• [What is being asked]:
Extract each line of the material that follows exactly and omit its pictures.

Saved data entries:
----

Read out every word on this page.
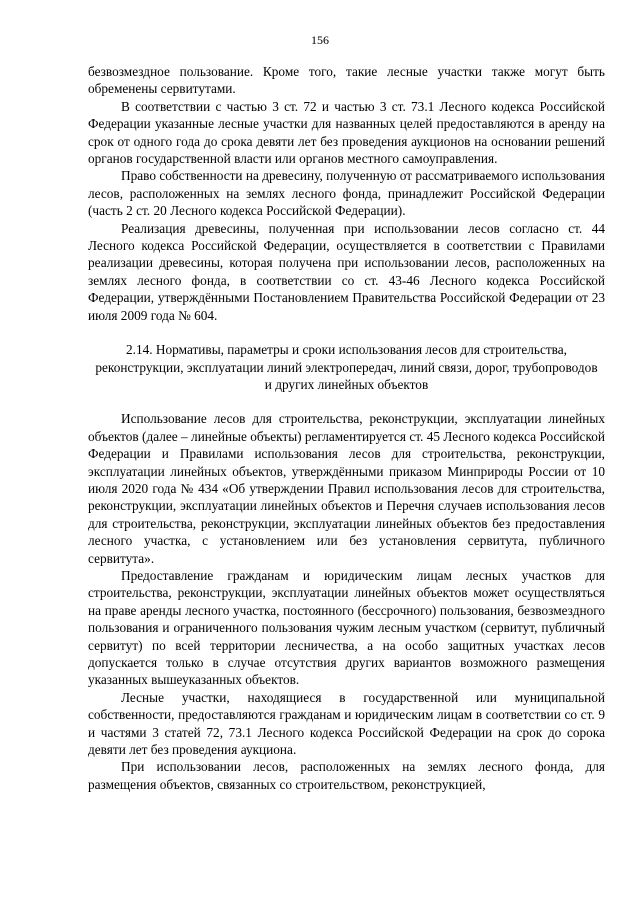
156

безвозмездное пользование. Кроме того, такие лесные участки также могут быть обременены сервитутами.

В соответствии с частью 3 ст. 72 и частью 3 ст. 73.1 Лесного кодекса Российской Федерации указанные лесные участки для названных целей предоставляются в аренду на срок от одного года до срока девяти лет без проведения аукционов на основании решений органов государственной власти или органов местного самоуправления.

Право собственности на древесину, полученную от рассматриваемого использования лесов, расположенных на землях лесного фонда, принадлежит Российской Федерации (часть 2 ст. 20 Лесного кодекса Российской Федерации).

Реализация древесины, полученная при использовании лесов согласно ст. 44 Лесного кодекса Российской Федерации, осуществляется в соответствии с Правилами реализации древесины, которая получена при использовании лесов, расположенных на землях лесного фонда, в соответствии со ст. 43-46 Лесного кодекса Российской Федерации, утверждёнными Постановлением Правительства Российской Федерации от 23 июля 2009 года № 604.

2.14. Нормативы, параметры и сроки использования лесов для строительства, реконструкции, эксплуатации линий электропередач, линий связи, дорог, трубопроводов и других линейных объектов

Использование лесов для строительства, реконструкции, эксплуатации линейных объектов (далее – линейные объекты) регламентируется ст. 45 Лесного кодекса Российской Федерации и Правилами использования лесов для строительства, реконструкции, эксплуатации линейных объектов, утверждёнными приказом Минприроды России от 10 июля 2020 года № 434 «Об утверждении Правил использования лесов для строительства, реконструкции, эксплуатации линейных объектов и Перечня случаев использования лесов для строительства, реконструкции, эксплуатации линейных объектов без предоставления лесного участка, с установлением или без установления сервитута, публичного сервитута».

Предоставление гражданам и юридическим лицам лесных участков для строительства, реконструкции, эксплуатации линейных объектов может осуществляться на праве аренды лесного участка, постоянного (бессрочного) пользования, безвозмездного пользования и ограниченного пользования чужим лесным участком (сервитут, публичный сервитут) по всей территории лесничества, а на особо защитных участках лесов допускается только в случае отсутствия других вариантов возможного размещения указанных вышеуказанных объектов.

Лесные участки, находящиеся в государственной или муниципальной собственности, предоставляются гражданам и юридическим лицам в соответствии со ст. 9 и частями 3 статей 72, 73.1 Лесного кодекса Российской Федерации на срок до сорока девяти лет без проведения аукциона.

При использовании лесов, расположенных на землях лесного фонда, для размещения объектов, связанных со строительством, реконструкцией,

----

• [The reply]:
Read out every word on this page.
156

безвозмездное пользование. Кроме того, такие лесные участки также могут быть обременены сервитутами.

В соответствии с частью 3 ст. 72 и частью 3 ст. 73.1 Лесного кодекса Российской Федерации указанные лесные участки для названных целей предоставляются в аренду на срок от одного года до срока девяти лет без проведения аукционов на основании решений органов государственной власти или органов местного самоуправления.

Право собственности на древесину, полученную от рассматриваемого использования лесов, расположенных на землях лесного фонда, принадлежит Российской Федерации (часть 2 ст. 20 Лесного кодекса Российской Федерации).

Реализация древесины, полученная при использовании лесов согласно ст. 44 Лесного кодекса Российской Федерации, осуществляется в соответствии с Правилами реализации древесины, которая получена при использовании лесов, расположенных на землях лесного фонда, в соответствии со ст. 43-46 Лесного кодекса Российской Федерации, утверждёнными Постановлением Правительства Российской Федерации от 23 июля 2009 года № 604.

2.14. Нормативы, параметры и сроки использования лесов для строительства, реконструкции, эксплуатации линий электропередач, линий связи, дорог, трубопроводов и других линейных объектов

Использование лесов для строительства, реконструкции, эксплуатации линейных объектов (далее – линейные объекты) регламентируется ст. 45 Лесного кодекса Российской Федерации и Правилами использования лесов для строительства, реконструкции, эксплуатации линейных объектов, утверждёнными приказом Минприроды России от 10 июля 2020 года № 434 «Об утверждении Правил использования лесов для строительства, реконструкции, эксплуатации линейных объектов и Перечня случаев использования лесов для строительства, реконструкции, эксплуатации линейных объектов без предоставления лесного участка, с установлением или без установления сервитута, публичного сервитута».

Предоставление гражданам и юридическим лицам лесных участков для строительства, реконструкции, эксплуатации линейных объектов может осуществляться на праве аренды лесного участка, постоянного (бессрочного) пользования, безвозмездного пользования и ограниченного пользования чужим лесным участком (сервитут, публичный сервитут) по всей территории лесничества, а на особо защитных участках лесов допускается только в случае отсутствия других вариантов возможного размещения указанных вышеуказанных объектов.

Лесные участки, находящиеся в государственной или муниципальной собственности, предоставляются гражданам и юридическим лицам в соответствии со ст. 9 и частями 3 статей 72, 73.1 Лесного кодекса Российской Федерации на срок до сорока девяти лет без проведения аукциона.

При использовании лесов, расположенных на землях лесного фонда, для размещения объектов, связанных со строительством, реконструкцией,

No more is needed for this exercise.